Required work
Compile every line that includes the word "构成违约".

■ ■ ■

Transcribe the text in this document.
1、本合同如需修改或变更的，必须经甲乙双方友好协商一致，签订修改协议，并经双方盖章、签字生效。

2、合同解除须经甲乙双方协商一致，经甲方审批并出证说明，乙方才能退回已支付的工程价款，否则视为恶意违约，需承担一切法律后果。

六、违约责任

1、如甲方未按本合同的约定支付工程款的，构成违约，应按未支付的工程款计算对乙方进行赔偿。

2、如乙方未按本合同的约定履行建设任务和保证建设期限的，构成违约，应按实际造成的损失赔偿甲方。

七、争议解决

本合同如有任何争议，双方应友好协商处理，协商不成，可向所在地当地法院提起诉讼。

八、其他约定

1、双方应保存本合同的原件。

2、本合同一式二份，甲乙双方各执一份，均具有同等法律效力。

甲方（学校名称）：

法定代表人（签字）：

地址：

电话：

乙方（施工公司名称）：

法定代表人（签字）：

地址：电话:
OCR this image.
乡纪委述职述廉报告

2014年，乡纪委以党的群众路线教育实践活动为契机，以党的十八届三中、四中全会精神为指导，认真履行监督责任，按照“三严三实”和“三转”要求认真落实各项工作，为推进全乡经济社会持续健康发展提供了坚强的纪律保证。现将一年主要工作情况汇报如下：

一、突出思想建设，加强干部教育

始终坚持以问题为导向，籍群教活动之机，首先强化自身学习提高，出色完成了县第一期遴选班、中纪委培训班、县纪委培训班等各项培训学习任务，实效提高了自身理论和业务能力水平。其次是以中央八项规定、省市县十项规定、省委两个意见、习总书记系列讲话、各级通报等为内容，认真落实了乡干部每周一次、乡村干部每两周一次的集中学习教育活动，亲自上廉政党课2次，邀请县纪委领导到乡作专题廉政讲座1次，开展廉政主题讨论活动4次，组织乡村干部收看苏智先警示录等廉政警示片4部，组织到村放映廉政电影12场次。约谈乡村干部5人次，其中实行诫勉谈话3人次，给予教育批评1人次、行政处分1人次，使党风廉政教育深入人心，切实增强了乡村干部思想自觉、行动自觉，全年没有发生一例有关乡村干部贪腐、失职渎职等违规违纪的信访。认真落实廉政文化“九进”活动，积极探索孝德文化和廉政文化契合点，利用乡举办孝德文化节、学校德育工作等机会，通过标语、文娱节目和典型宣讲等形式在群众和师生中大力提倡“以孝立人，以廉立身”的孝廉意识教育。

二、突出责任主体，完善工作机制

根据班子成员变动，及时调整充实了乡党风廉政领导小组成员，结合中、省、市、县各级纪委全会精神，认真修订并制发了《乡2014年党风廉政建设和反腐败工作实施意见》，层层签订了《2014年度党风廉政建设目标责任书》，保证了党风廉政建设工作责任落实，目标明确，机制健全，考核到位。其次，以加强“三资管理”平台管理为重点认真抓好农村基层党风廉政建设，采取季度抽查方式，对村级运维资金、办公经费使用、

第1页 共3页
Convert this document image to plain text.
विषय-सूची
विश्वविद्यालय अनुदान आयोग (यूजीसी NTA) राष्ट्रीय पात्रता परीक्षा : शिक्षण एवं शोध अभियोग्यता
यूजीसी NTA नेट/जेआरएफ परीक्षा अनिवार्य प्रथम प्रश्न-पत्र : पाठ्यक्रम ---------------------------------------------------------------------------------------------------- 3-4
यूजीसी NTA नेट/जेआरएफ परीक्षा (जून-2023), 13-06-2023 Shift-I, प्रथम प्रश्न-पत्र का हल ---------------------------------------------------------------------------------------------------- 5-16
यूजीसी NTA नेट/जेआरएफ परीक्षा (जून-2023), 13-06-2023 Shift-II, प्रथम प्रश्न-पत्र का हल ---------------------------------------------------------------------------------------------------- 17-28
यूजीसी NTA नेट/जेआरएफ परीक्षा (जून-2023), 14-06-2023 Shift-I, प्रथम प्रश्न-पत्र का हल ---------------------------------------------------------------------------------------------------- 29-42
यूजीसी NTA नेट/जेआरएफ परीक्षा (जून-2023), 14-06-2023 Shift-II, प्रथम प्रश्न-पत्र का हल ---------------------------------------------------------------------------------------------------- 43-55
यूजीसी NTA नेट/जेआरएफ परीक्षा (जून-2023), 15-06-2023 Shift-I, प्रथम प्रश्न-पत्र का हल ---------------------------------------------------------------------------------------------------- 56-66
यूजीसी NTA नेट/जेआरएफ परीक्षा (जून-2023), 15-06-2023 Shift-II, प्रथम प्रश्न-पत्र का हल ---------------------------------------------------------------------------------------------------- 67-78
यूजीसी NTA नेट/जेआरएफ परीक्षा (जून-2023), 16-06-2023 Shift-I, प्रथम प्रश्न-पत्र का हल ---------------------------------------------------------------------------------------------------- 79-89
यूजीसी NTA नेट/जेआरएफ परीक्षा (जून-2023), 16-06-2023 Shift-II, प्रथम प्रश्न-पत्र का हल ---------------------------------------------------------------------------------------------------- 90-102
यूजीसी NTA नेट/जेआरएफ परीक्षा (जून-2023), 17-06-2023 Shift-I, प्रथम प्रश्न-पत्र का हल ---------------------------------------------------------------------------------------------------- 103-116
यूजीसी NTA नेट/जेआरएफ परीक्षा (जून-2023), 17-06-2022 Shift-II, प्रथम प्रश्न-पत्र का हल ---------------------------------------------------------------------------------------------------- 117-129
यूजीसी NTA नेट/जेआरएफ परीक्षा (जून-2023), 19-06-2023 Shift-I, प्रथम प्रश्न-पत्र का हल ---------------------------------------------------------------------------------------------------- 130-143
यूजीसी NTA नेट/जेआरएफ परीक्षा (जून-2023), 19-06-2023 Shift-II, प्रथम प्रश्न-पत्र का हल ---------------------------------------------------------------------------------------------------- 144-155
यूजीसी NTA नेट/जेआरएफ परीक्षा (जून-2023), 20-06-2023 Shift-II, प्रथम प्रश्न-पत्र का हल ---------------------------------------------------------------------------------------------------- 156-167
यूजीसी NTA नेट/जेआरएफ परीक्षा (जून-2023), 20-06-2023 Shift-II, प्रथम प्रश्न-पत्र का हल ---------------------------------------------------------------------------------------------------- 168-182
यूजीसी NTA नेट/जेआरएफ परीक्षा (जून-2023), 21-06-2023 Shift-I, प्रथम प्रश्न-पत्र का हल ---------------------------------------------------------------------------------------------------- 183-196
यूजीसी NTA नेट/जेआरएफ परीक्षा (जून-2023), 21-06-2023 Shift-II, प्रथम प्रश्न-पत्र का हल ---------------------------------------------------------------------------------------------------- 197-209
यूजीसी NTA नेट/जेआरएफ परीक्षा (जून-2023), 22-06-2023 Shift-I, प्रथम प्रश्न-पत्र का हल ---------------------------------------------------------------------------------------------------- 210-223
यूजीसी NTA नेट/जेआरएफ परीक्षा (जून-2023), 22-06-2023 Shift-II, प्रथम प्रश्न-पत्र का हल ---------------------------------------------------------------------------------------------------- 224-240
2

■ ■ ■

Correct output
1、如甲方未按本合同的约定支付工程款的，构成违约，应按未支付的工程款计算对乙方进行赔偿。
2、如乙方未按本合同的约定履行建设任务和保证建设期限的，构成违约，应按实际造成的损失赔偿甲方。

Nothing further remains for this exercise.